**TASK TO COMPLETE**
Duplicate the following lines without any changes.

START LISTED RECORDS

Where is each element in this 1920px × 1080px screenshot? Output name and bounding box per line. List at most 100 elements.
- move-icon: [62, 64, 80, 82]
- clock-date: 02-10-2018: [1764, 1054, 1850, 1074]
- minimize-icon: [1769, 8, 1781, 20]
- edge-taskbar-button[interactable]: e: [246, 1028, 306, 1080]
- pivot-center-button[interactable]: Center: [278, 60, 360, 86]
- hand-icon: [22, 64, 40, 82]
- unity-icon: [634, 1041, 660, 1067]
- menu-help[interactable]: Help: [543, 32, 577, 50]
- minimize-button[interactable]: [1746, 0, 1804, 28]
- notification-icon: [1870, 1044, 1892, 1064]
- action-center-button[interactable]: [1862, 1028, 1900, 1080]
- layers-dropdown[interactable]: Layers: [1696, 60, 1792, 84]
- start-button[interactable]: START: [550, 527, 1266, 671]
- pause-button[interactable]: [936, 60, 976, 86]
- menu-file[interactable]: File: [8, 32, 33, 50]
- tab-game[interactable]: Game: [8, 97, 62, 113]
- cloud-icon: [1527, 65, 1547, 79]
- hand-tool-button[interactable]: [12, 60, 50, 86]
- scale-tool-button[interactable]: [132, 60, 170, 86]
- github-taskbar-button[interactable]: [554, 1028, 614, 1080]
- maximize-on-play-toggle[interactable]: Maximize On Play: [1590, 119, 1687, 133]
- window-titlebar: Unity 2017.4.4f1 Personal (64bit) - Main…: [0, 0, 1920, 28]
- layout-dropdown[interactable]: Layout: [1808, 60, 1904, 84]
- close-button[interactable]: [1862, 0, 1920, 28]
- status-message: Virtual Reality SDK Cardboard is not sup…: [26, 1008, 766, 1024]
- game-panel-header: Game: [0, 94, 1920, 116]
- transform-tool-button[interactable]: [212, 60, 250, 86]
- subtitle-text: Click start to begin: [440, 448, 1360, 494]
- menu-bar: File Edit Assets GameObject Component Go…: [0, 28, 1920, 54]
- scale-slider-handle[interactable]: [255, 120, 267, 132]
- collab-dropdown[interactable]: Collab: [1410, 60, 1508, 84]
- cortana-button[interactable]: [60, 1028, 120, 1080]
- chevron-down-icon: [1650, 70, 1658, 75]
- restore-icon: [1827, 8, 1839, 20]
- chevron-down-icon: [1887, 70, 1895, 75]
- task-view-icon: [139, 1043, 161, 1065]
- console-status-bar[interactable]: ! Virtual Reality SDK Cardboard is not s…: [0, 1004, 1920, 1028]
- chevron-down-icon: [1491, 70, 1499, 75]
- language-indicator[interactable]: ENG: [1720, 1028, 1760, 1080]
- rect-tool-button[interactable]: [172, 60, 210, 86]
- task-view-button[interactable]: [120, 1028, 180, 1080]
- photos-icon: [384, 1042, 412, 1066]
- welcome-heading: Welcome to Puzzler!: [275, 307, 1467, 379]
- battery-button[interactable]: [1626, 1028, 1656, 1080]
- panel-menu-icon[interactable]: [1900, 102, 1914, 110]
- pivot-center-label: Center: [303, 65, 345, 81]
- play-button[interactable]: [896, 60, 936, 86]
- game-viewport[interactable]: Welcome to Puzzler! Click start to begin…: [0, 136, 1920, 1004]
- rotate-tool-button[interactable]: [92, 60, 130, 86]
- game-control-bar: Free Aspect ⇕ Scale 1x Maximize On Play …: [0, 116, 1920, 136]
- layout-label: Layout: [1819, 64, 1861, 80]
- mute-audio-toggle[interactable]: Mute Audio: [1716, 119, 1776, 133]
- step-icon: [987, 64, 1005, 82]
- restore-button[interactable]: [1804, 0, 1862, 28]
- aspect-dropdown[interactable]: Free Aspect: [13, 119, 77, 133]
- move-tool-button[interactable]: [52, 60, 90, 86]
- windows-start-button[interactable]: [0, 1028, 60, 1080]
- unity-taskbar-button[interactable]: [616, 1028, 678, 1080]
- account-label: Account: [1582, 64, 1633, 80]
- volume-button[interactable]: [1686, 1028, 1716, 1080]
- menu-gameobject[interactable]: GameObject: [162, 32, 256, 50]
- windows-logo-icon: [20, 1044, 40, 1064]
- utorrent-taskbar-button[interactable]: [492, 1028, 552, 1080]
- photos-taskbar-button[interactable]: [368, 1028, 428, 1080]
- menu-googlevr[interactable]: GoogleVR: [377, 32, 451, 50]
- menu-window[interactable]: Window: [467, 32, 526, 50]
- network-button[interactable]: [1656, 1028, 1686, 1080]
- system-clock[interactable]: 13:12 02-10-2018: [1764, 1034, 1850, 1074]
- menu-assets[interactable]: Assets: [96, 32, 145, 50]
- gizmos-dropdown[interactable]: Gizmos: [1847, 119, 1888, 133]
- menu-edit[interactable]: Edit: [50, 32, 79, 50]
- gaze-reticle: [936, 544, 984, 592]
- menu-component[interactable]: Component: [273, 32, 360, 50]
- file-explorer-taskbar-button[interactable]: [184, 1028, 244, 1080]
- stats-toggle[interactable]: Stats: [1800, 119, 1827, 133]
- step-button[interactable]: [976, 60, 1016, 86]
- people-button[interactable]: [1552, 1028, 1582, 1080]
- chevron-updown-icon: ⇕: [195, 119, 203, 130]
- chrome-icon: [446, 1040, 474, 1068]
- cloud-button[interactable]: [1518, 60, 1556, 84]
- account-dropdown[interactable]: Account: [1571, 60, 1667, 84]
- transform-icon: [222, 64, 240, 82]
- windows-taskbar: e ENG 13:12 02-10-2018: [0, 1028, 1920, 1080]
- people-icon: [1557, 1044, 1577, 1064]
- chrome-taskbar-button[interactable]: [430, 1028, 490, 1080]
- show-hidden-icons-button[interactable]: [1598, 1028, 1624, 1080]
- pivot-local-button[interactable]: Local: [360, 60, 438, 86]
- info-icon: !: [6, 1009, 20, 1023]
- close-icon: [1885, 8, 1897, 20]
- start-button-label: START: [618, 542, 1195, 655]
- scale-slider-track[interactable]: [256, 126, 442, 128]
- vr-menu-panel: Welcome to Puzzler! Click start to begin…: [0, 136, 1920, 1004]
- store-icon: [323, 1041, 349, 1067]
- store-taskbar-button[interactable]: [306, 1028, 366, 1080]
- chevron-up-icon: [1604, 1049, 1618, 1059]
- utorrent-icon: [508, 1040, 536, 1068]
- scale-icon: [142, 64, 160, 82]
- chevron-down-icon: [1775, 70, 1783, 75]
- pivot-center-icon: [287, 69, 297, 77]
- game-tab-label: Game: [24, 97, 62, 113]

END LISTED RECORDS

**SOLUTION**
Where is each element in this 1920px × 1080px screenshot? Output name and bounding box per line. List at most 100 elements.
- move-icon: [62, 64, 80, 82]
- clock-date: 02-10-2018: [1764, 1054, 1850, 1074]
- minimize-icon: [1769, 8, 1781, 20]
- edge-taskbar-button[interactable]: e: [246, 1028, 306, 1080]
- pivot-center-button[interactable]: Center: [278, 60, 360, 86]
- hand-icon: [22, 64, 40, 82]
- unity-icon: [634, 1041, 660, 1067]
- menu-help[interactable]: Help: [543, 32, 577, 50]
- minimize-button[interactable]: [1746, 0, 1804, 28]
- notification-icon: [1870, 1044, 1892, 1064]
- action-center-button[interactable]: [1862, 1028, 1900, 1080]
- layers-dropdown[interactable]: Layers: [1696, 60, 1792, 84]
- start-button[interactable]: START: [550, 527, 1266, 671]
- pause-button[interactable]: [936, 60, 976, 86]
- menu-file[interactable]: File: [8, 32, 33, 50]
- tab-game[interactable]: Game: [8, 97, 62, 113]
- cloud-icon: [1527, 65, 1547, 79]
- hand-tool-button[interactable]: [12, 60, 50, 86]
- scale-tool-button[interactable]: [132, 60, 170, 86]
- github-taskbar-button[interactable]: [554, 1028, 614, 1080]
- maximize-on-play-toggle[interactable]: Maximize On Play: [1590, 119, 1687, 133]
- window-titlebar: Unity 2017.4.4f1 Personal (64bit) - Main…: [0, 0, 1920, 28]
- layout-dropdown[interactable]: Layout: [1808, 60, 1904, 84]
- close-button[interactable]: [1862, 0, 1920, 28]
- status-message: Virtual Reality SDK Cardboard is not sup…: [26, 1008, 766, 1024]
- game-panel-header: Game: [0, 94, 1920, 116]
- transform-tool-button[interactable]: [212, 60, 250, 86]
- subtitle-text: Click start to begin: [440, 448, 1360, 494]
- menu-bar: File Edit Assets GameObject Component Go…: [0, 28, 1920, 54]
- scale-slider-handle[interactable]: [255, 120, 267, 132]
- collab-dropdown[interactable]: Collab: [1410, 60, 1508, 84]
- cortana-button[interactable]: [60, 1028, 120, 1080]
- chevron-down-icon: [1650, 70, 1658, 75]
- restore-icon: [1827, 8, 1839, 20]
- chevron-down-icon: [1887, 70, 1895, 75]
- task-view-icon: [139, 1043, 161, 1065]
- console-status-bar[interactable]: ! Virtual Reality SDK Cardboard is not s…: [0, 1004, 1920, 1028]
- chevron-down-icon: [1491, 70, 1499, 75]
- language-indicator[interactable]: ENG: [1720, 1028, 1760, 1080]
- rect-tool-button[interactable]: [172, 60, 210, 86]
- task-view-button[interactable]: [120, 1028, 180, 1080]
- photos-icon: [384, 1042, 412, 1066]
- welcome-heading: Welcome to Puzzler!: [275, 307, 1467, 379]
- battery-button[interactable]: [1626, 1028, 1656, 1080]
- panel-menu-icon[interactable]: [1900, 102, 1914, 110]
- pivot-center-label: Center: [303, 65, 345, 81]
- play-button[interactable]: [896, 60, 936, 86]
- game-viewport[interactable]: Welcome to Puzzler! Click start to begin…: [0, 136, 1920, 1004]
- rotate-tool-button[interactable]: [92, 60, 130, 86]
- game-control-bar: Free Aspect ⇕ Scale 1x Maximize On Play …: [0, 116, 1920, 136]
- layout-label: Layout: [1819, 64, 1861, 80]
- mute-audio-toggle[interactable]: Mute Audio: [1716, 119, 1776, 133]
- step-icon: [987, 64, 1005, 82]
- restore-button[interactable]: [1804, 0, 1862, 28]
- aspect-dropdown[interactable]: Free Aspect: [13, 119, 77, 133]
- move-tool-button[interactable]: [52, 60, 90, 86]
- windows-start-button[interactable]: [0, 1028, 60, 1080]
- unity-taskbar-button[interactable]: [616, 1028, 678, 1080]
- account-label: Account: [1582, 64, 1633, 80]
- volume-button[interactable]: [1686, 1028, 1716, 1080]
- menu-gameobject[interactable]: GameObject: [162, 32, 256, 50]
- windows-logo-icon: [20, 1044, 40, 1064]
- utorrent-taskbar-button[interactable]: [492, 1028, 552, 1080]
- photos-taskbar-button[interactable]: [368, 1028, 428, 1080]
- menu-googlevr[interactable]: GoogleVR: [377, 32, 451, 50]
- menu-window[interactable]: Window: [467, 32, 526, 50]
- network-button[interactable]: [1656, 1028, 1686, 1080]
- system-clock[interactable]: 13:12 02-10-2018: [1764, 1034, 1850, 1074]
- menu-assets[interactable]: Assets: [96, 32, 145, 50]
- gizmos-dropdown[interactable]: Gizmos: [1847, 119, 1888, 133]
- menu-edit[interactable]: Edit: [50, 32, 79, 50]
- gaze-reticle: [936, 544, 984, 592]
- menu-component[interactable]: Component: [273, 32, 360, 50]
- file-explorer-taskbar-button[interactable]: [184, 1028, 244, 1080]
- stats-toggle[interactable]: Stats: [1800, 119, 1827, 133]
- step-button[interactable]: [976, 60, 1016, 86]
- people-button[interactable]: [1552, 1028, 1582, 1080]
- chevron-updown-icon: ⇕: [195, 119, 203, 130]
- chrome-icon: [446, 1040, 474, 1068]
- cloud-button[interactable]: [1518, 60, 1556, 84]
- account-dropdown[interactable]: Account: [1571, 60, 1667, 84]
- transform-icon: [222, 64, 240, 82]
- windows-taskbar: e ENG 13:12 02-10-2018: [0, 1028, 1920, 1080]
- people-icon: [1557, 1044, 1577, 1064]
- chrome-taskbar-button[interactable]: [430, 1028, 490, 1080]
- show-hidden-icons-button[interactable]: [1598, 1028, 1624, 1080]
- pivot-local-button[interactable]: Local: [360, 60, 438, 86]
- info-icon: !: [6, 1009, 20, 1023]
- close-icon: [1885, 8, 1897, 20]
- start-button-label: START: [618, 542, 1195, 655]
- scale-slider-track[interactable]: [256, 126, 442, 128]
- vr-menu-panel: Welcome to Puzzler! Click start to begin…: [0, 136, 1920, 1004]
- store-icon: [323, 1041, 349, 1067]
- store-taskbar-button[interactable]: [306, 1028, 366, 1080]
- chevron-up-icon: [1604, 1049, 1618, 1059]
- utorrent-icon: [508, 1040, 536, 1068]
- scale-icon: [142, 64, 160, 82]
- chevron-down-icon: [1775, 70, 1783, 75]
- pivot-center-icon: [287, 69, 297, 77]
- game-tab-label: Game: [24, 97, 62, 113]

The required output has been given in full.